== Data records ==

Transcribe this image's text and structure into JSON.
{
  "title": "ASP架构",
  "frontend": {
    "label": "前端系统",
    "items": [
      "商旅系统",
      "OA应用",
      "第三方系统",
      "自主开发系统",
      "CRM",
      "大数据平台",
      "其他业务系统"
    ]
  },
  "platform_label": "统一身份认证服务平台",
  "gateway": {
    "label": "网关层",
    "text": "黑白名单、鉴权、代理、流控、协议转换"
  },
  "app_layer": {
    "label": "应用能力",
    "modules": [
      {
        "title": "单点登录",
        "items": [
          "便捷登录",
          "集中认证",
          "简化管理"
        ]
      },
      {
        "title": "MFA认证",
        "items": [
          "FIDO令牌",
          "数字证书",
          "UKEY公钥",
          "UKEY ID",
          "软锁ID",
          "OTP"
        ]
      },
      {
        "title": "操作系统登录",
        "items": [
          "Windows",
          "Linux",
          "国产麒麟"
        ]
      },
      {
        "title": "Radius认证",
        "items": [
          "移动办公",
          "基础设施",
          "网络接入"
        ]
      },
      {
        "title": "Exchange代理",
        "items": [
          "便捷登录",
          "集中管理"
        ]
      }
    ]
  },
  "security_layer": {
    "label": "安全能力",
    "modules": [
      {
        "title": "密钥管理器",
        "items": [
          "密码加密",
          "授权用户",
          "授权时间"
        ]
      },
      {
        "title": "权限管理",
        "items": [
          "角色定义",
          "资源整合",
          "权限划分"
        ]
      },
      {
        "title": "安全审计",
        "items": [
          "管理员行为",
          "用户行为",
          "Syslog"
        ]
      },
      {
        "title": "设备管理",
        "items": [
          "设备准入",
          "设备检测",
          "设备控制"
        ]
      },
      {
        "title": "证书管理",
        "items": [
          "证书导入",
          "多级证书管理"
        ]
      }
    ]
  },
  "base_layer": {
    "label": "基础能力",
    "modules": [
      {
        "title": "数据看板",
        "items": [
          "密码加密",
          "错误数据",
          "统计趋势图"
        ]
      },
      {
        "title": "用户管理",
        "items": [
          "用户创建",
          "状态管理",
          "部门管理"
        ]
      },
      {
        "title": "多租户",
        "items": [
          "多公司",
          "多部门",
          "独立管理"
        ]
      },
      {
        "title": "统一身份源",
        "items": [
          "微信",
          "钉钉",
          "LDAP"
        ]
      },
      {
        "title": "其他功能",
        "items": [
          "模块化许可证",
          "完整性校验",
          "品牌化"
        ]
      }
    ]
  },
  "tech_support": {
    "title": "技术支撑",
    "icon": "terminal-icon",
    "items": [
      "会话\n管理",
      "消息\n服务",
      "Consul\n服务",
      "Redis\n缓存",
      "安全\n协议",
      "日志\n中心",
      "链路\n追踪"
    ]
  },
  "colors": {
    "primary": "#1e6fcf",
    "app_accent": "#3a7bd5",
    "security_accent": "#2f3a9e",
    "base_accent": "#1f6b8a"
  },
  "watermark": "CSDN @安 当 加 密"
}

===

> [What the task asks] Give the number of lines in the records above that contain the word "text". Reply with that number alone.

> [Exercise solution] 2